Your goal: Could you output each line of the data that follows exactly?
—————
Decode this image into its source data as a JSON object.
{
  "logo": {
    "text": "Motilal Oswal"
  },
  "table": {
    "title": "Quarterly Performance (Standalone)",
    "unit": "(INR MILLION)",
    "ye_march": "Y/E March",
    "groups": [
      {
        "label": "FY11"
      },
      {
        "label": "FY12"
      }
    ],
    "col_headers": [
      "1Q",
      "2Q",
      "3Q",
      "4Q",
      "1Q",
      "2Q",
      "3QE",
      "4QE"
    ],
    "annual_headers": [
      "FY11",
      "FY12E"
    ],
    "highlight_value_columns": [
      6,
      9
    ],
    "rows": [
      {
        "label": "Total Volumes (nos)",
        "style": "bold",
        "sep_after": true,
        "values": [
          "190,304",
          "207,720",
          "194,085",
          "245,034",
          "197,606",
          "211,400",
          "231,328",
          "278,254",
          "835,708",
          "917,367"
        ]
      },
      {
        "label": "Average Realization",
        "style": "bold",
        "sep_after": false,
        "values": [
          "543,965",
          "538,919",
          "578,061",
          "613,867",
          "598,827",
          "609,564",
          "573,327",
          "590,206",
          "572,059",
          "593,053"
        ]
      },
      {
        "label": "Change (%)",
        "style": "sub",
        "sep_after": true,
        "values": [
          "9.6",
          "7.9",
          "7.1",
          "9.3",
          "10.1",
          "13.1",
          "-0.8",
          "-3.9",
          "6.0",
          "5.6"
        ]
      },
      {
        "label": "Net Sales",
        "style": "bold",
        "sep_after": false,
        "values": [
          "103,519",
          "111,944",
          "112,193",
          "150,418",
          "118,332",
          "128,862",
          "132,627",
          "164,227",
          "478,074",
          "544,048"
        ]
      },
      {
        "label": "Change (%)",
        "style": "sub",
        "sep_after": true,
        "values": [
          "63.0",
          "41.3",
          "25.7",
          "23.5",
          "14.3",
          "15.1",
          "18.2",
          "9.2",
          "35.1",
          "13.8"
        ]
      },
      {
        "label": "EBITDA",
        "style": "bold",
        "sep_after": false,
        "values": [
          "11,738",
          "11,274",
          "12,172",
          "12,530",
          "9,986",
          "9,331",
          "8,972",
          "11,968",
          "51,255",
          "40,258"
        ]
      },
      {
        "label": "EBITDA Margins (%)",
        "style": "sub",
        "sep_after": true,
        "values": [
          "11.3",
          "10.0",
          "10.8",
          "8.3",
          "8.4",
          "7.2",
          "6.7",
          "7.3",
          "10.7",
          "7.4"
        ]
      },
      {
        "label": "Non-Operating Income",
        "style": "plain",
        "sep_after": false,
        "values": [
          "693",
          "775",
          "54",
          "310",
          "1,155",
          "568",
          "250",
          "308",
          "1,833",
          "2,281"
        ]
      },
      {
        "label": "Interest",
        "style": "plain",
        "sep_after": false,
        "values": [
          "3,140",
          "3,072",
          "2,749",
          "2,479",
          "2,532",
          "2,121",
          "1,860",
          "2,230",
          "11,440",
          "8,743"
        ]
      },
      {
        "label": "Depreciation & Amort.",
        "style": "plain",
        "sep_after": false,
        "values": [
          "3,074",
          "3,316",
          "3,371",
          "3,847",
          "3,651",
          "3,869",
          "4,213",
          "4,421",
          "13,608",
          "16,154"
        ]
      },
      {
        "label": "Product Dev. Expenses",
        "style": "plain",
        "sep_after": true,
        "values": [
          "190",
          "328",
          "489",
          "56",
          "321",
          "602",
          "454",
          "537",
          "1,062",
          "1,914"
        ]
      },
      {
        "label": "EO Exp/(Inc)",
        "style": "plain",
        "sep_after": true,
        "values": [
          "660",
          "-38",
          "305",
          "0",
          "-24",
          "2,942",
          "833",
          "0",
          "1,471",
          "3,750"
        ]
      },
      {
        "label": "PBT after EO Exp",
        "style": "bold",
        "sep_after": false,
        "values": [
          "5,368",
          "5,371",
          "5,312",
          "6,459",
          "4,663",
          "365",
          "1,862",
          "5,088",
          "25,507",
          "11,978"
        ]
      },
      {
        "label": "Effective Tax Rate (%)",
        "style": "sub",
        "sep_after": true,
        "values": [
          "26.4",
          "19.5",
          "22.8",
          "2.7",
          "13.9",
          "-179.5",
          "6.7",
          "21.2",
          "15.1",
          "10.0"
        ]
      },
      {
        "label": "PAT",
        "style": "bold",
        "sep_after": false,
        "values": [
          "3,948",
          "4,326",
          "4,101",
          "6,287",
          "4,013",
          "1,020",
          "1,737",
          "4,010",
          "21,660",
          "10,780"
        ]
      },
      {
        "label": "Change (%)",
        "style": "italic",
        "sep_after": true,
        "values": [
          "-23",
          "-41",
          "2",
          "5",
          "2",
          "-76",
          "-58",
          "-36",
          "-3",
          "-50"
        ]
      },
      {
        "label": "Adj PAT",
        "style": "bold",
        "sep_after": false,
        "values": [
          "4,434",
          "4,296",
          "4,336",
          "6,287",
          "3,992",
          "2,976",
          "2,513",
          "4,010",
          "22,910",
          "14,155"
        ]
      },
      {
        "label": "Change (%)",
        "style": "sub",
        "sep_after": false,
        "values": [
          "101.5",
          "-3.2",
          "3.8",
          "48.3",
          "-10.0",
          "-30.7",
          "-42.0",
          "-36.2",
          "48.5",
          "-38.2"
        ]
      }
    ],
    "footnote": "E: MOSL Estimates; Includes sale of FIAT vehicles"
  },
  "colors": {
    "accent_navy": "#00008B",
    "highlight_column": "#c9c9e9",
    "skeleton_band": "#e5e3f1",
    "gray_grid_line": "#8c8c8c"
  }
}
—————
Reply:
Decode this image into its source data as a JSON object.
{
  "logo": {
    "text": "Motilal Oswal"
  },
  "table": {
    "title": "Quarterly Performance (Standalone)",
    "unit": "(INR MILLION)",
    "ye_march": "Y/E March",
    "groups": [
      {
        "label": "FY11"
      },
      {
        "label": "FY12"
      }
    ],
    "col_headers": [
      "1Q",
      "2Q",
      "3Q",
      "4Q",
      "1Q",
      "2Q",
      "3QE",
      "4QE"
    ],
    "annual_headers": [
      "FY11",
      "FY12E"
    ],
    "highlight_value_columns": [
      6,
      9
    ],
    "rows": [
      {
        "label": "Total Volumes (nos)",
        "style": "bold",
        "sep_after": true,
        "values": [
          "190,304",
          "207,720",
          "194,085",
          "245,034",
          "197,606",
          "211,400",
          "231,328",
          "278,254",
          "835,708",
          "917,367"
        ]
      },
      {
        "label": "Average Realization",
        "style": "bold",
        "sep_after": false,
        "values": [
          "543,965",
          "538,919",
          "578,061",
          "613,867",
          "598,827",
          "609,564",
          "573,327",
          "590,206",
          "572,059",
          "593,053"
        ]
      },
      {
        "label": "Change (%)",
        "style": "sub",
        "sep_after": true,
        "values": [
          "9.6",
          "7.9",
          "7.1",
          "9.3",
          "10.1",
          "13.1",
          "-0.8",
          "-3.9",
          "6.0",
          "5.6"
        ]
      },
      {
        "label": "Net Sales",
        "style": "bold",
        "sep_after": false,
        "values": [
          "103,519",
          "111,944",
          "112,193",
          "150,418",
          "118,332",
          "128,862",
          "132,627",
          "164,227",
          "478,074",
          "544,048"
        ]
      },
      {
        "label": "Change (%)",
        "style": "sub",
        "sep_after": true,
        "values": [
          "63.0",
          "41.3",
          "25.7",
          "23.5",
          "14.3",
          "15.1",
          "18.2",
          "9.2",
          "35.1",
          "13.8"
        ]
      },
      {
        "label": "EBITDA",
        "style": "bold",
        "sep_after": false,
        "values": [
          "11,738",
          "11,274",
          "12,172",
          "12,530",
          "9,986",
          "9,331",
          "8,972",
          "11,968",
          "51,255",
          "40,258"
        ]
      },
      {
        "label": "EBITDA Margins (%)",
        "style": "sub",
        "sep_after": true,
        "values": [
          "11.3",
          "10.0",
          "10.8",
          "8.3",
          "8.4",
          "7.2",
          "6.7",
          "7.3",
          "10.7",
          "7.4"
        ]
      },
      {
        "label": "Non-Operating Income",
        "style": "plain",
        "sep_after": false,
        "values": [
          "693",
          "775",
          "54",
          "310",
          "1,155",
          "568",
          "250",
          "308",
          "1,833",
          "2,281"
        ]
      },
      {
        "label": "Interest",
        "style": "plain",
        "sep_after": false,
        "values": [
          "3,140",
          "3,072",
          "2,749",
          "2,479",
          "2,532",
          "2,121",
          "1,860",
          "2,230",
          "11,440",
          "8,743"
        ]
      },
      {
        "label": "Depreciation & Amort.",
        "style": "plain",
        "sep_after": false,
        "values": [
          "3,074",
          "3,316",
          "3,371",
          "3,847",
          "3,651",
          "3,869",
          "4,213",
          "4,421",
          "13,608",
          "16,154"
        ]
      },
      {
        "label": "Product Dev. Expenses",
        "style": "plain",
        "sep_after": true,
        "values": [
          "190",
          "328",
          "489",
          "56",
          "321",
          "602",
          "454",
          "537",
          "1,062",
          "1,914"
        ]
      },
      {
        "label": "EO Exp/(Inc)",
        "style": "plain",
        "sep_after": true,
        "values": [
          "660",
          "-38",
          "305",
          "0",
          "-24",
          "2,942",
          "833",
          "0",
          "1,471",
          "3,750"
        ]
      },
      {
        "label": "PBT after EO Exp",
        "style": "bold",
        "sep_after": false,
        "values": [
          "5,368",
          "5,371",
          "5,312",
          "6,459",
          "4,663",
          "365",
          "1,862",
          "5,088",
          "25,507",
          "11,978"
        ]
      },
      {
        "label": "Effective Tax Rate (%)",
        "style": "sub",
        "sep_after": true,
        "values": [
          "26.4",
          "19.5",
          "22.8",
          "2.7",
          "13.9",
          "-179.5",
          "6.7",
          "21.2",
          "15.1",
          "10.0"
        ]
      },
      {
        "label": "PAT",
        "style": "bold",
        "sep_after": false,
        "values": [
          "3,948",
          "4,326",
          "4,101",
          "6,287",
          "4,013",
          "1,020",
          "1,737",
          "4,010",
          "21,660",
          "10,780"
        ]
      },
      {
        "label": "Change (%)",
        "style": "italic",
        "sep_after": true,
        "values": [
          "-23",
          "-41",
          "2",
          "5",
          "2",
          "-76",
          "-58",
          "-36",
          "-3",
          "-50"
        ]
      },
      {
        "label": "Adj PAT",
        "style": "bold",
        "sep_after": false,
        "values": [
          "4,434",
          "4,296",
          "4,336",
          "6,287",
          "3,992",
          "2,976",
          "2,513",
          "4,010",
          "22,910",
          "14,155"
        ]
      },
      {
        "label": "Change (%)",
        "style": "sub",
        "sep_after": false,
        "values": [
          "101.5",
          "-3.2",
          "3.8",
          "48.3",
          "-10.0",
          "-30.7",
          "-42.0",
          "-36.2",
          "48.5",
          "-38.2"
        ]
      }
    ],
    "footnote": "E: MOSL Estimates; Includes sale of FIAT vehicles"
  },
  "colors": {
    "accent_navy": "#00008B",
    "highlight_column": "#c9c9e9",
    "skeleton_band": "#e5e3f1",
    "gray_grid_line": "#8c8c8c"
  }
}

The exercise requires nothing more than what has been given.